■ YOUR INSTRUCTIONS
Output every entry exactly as given.

■ RECORDED DATA
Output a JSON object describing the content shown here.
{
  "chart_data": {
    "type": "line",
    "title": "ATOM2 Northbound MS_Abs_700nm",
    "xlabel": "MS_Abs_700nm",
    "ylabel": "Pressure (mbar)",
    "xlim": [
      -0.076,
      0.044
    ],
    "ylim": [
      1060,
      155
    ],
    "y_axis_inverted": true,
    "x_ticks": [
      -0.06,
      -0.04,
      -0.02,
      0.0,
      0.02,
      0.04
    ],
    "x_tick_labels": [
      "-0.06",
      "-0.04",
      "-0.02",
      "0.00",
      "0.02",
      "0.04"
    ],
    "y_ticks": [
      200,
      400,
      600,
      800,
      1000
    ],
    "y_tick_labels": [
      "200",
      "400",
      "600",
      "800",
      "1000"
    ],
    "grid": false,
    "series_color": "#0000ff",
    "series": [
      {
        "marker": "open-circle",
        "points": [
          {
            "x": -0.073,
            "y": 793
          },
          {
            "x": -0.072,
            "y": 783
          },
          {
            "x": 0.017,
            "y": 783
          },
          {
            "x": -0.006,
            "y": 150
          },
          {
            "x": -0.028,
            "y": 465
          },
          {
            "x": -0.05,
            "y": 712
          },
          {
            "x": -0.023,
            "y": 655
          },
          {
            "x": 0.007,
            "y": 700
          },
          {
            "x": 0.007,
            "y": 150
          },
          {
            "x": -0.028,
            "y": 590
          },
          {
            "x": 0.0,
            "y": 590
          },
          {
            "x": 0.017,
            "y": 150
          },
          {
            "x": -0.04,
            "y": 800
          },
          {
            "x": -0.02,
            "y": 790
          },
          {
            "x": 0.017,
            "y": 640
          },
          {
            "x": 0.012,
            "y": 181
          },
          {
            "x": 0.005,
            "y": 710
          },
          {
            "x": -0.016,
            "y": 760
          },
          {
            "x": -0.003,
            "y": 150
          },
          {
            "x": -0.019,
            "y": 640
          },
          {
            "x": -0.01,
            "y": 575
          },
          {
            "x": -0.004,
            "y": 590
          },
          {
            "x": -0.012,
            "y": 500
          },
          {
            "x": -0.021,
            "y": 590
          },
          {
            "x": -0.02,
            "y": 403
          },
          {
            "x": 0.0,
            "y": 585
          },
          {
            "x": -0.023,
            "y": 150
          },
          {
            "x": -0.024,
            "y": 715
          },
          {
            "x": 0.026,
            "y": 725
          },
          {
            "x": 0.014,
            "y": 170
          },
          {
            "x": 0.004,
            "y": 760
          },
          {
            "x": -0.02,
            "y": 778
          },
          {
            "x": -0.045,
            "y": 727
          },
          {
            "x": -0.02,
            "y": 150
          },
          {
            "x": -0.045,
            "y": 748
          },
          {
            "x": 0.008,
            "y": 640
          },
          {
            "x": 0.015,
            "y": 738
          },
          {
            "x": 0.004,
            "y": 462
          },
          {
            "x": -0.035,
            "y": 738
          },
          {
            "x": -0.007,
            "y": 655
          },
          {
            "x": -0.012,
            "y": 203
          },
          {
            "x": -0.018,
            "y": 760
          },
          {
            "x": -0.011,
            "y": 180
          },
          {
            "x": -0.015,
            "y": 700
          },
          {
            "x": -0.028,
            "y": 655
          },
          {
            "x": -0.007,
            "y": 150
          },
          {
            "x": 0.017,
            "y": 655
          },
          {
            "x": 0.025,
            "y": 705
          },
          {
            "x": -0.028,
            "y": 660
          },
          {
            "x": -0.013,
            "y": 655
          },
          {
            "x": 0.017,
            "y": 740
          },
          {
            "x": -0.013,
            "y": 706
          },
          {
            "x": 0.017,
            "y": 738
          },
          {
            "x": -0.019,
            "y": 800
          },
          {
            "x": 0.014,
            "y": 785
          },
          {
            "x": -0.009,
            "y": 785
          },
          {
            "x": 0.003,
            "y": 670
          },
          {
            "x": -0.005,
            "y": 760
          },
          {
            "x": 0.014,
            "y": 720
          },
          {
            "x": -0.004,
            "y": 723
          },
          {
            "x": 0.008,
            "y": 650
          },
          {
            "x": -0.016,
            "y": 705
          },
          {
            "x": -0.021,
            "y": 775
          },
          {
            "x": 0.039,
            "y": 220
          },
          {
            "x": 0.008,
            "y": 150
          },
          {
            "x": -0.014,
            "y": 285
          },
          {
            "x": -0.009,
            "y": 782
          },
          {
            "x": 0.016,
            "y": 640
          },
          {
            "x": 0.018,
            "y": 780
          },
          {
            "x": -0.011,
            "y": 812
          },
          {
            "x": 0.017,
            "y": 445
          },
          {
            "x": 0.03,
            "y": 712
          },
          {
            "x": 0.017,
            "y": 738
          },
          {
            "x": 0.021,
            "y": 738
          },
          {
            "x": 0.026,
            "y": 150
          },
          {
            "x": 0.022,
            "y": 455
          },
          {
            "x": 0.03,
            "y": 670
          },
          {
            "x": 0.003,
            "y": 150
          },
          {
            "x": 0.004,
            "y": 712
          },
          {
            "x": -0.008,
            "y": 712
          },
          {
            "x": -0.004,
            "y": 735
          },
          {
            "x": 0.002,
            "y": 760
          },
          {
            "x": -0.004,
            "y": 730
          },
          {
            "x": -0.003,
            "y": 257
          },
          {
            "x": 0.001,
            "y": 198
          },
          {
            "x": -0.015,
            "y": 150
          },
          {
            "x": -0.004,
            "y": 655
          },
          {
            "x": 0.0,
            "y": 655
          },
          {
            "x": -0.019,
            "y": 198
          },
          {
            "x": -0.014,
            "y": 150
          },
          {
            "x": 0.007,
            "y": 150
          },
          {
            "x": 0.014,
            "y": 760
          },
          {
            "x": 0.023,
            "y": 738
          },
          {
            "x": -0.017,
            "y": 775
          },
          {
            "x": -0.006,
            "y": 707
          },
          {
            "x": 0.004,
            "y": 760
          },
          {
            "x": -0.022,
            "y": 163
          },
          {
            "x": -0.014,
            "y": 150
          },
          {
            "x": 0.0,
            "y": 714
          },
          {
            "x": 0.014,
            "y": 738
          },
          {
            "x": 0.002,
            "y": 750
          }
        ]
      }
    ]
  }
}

■ SOLUTION FOR THIS EXERCISE
Output a JSON object describing the content shown here.
{
  "chart_data": {
    "type": "line",
    "title": "ATOM2 Northbound MS_Abs_700nm",
    "xlabel": "MS_Abs_700nm",
    "ylabel": "Pressure (mbar)",
    "xlim": [
      -0.076,
      0.044
    ],
    "ylim": [
      1060,
      155
    ],
    "y_axis_inverted": true,
    "x_ticks": [
      -0.06,
      -0.04,
      -0.02,
      0.0,
      0.02,
      0.04
    ],
    "x_tick_labels": [
      "-0.06",
      "-0.04",
      "-0.02",
      "0.00",
      "0.02",
      "0.04"
    ],
    "y_ticks": [
      200,
      400,
      600,
      800,
      1000
    ],
    "y_tick_labels": [
      "200",
      "400",
      "600",
      "800",
      "1000"
    ],
    "grid": false,
    "series_color": "#0000ff",
    "series": [
      {
        "marker": "open-circle",
        "points": [
          {
            "x": -0.073,
            "y": 793
          },
          {
            "x": -0.072,
            "y": 783
          },
          {
            "x": 0.017,
            "y": 783
          },
          {
            "x": -0.006,
            "y": 150
          },
          {
            "x": -0.028,
            "y": 465
          },
          {
            "x": -0.05,
            "y": 712
          },
          {
            "x": -0.023,
            "y": 655
          },
          {
            "x": 0.007,
            "y": 700
          },
          {
            "x": 0.007,
            "y": 150
          },
          {
            "x": -0.028,
            "y": 590
          },
          {
            "x": 0.0,
            "y": 590
          },
          {
            "x": 0.017,
            "y": 150
          },
          {
            "x": -0.04,
            "y": 800
          },
          {
            "x": -0.02,
            "y": 790
          },
          {
            "x": 0.017,
            "y": 640
          },
          {
            "x": 0.012,
            "y": 181
          },
          {
            "x": 0.005,
            "y": 710
          },
          {
            "x": -0.016,
            "y": 760
          },
          {
            "x": -0.003,
            "y": 150
          },
          {
            "x": -0.019,
            "y": 640
          },
          {
            "x": -0.01,
            "y": 575
          },
          {
            "x": -0.004,
            "y": 590
          },
          {
            "x": -0.012,
            "y": 500
          },
          {
            "x": -0.021,
            "y": 590
          },
          {
            "x": -0.02,
            "y": 403
          },
          {
            "x": 0.0,
            "y": 585
          },
          {
            "x": -0.023,
            "y": 150
          },
          {
            "x": -0.024,
            "y": 715
          },
          {
            "x": 0.026,
            "y": 725
          },
          {
            "x": 0.014,
            "y": 170
          },
          {
            "x": 0.004,
            "y": 760
          },
          {
            "x": -0.02,
            "y": 778
          },
          {
            "x": -0.045,
            "y": 727
          },
          {
            "x": -0.02,
            "y": 150
          },
          {
            "x": -0.045,
            "y": 748
          },
          {
            "x": 0.008,
            "y": 640
          },
          {
            "x": 0.015,
            "y": 738
          },
          {
            "x": 0.004,
            "y": 462
          },
          {
            "x": -0.035,
            "y": 738
          },
          {
            "x": -0.007,
            "y": 655
          },
          {
            "x": -0.012,
            "y": 203
          },
          {
            "x": -0.018,
            "y": 760
          },
          {
            "x": -0.011,
            "y": 180
          },
          {
            "x": -0.015,
            "y": 700
          },
          {
            "x": -0.028,
            "y": 655
          },
          {
            "x": -0.007,
            "y": 150
          },
          {
            "x": 0.017,
            "y": 655
          },
          {
            "x": 0.025,
            "y": 705
          },
          {
            "x": -0.028,
            "y": 660
          },
          {
            "x": -0.013,
            "y": 655
          },
          {
            "x": 0.017,
            "y": 740
          },
          {
            "x": -0.013,
            "y": 706
          },
          {
            "x": 0.017,
            "y": 738
          },
          {
            "x": -0.019,
            "y": 800
          },
          {
            "x": 0.014,
            "y": 785
          },
          {
            "x": -0.009,
            "y": 785
          },
          {
            "x": 0.003,
            "y": 670
          },
          {
            "x": -0.005,
            "y": 760
          },
          {
            "x": 0.014,
            "y": 720
          },
          {
            "x": -0.004,
            "y": 723
          },
          {
            "x": 0.008,
            "y": 650
          },
          {
            "x": -0.016,
            "y": 705
          },
          {
            "x": -0.021,
            "y": 775
          },
          {
            "x": 0.039,
            "y": 220
          },
          {
            "x": 0.008,
            "y": 150
          },
          {
            "x": -0.014,
            "y": 285
          },
          {
            "x": -0.009,
            "y": 782
          },
          {
            "x": 0.016,
            "y": 640
          },
          {
            "x": 0.018,
            "y": 780
          },
          {
            "x": -0.011,
            "y": 812
          },
          {
            "x": 0.017,
            "y": 445
          },
          {
            "x": 0.03,
            "y": 712
          },
          {
            "x": 0.017,
            "y": 738
          },
          {
            "x": 0.021,
            "y": 738
          },
          {
            "x": 0.026,
            "y": 150
          },
          {
            "x": 0.022,
            "y": 455
          },
          {
            "x": 0.03,
            "y": 670
          },
          {
            "x": 0.003,
            "y": 150
          },
          {
            "x": 0.004,
            "y": 712
          },
          {
            "x": -0.008,
            "y": 712
          },
          {
            "x": -0.004,
            "y": 735
          },
          {
            "x": 0.002,
            "y": 760
          },
          {
            "x": -0.004,
            "y": 730
          },
          {
            "x": -0.003,
            "y": 257
          },
          {
            "x": 0.001,
            "y": 198
          },
          {
            "x": -0.015,
            "y": 150
          },
          {
            "x": -0.004,
            "y": 655
          },
          {
            "x": 0.0,
            "y": 655
          },
          {
            "x": -0.019,
            "y": 198
          },
          {
            "x": -0.014,
            "y": 150
          },
          {
            "x": 0.007,
            "y": 150
          },
          {
            "x": 0.014,
            "y": 760
          },
          {
            "x": 0.023,
            "y": 738
          },
          {
            "x": -0.017,
            "y": 775
          },
          {
            "x": -0.006,
            "y": 707
          },
          {
            "x": 0.004,
            "y": 760
          },
          {
            "x": -0.022,
            "y": 163
          },
          {
            "x": -0.014,
            "y": 150
          },
          {
            "x": 0.0,
            "y": 714
          },
          {
            "x": 0.014,
            "y": 738
          },
          {
            "x": 0.002,
            "y": 750
          }
        ]
      }
    ]
  }
}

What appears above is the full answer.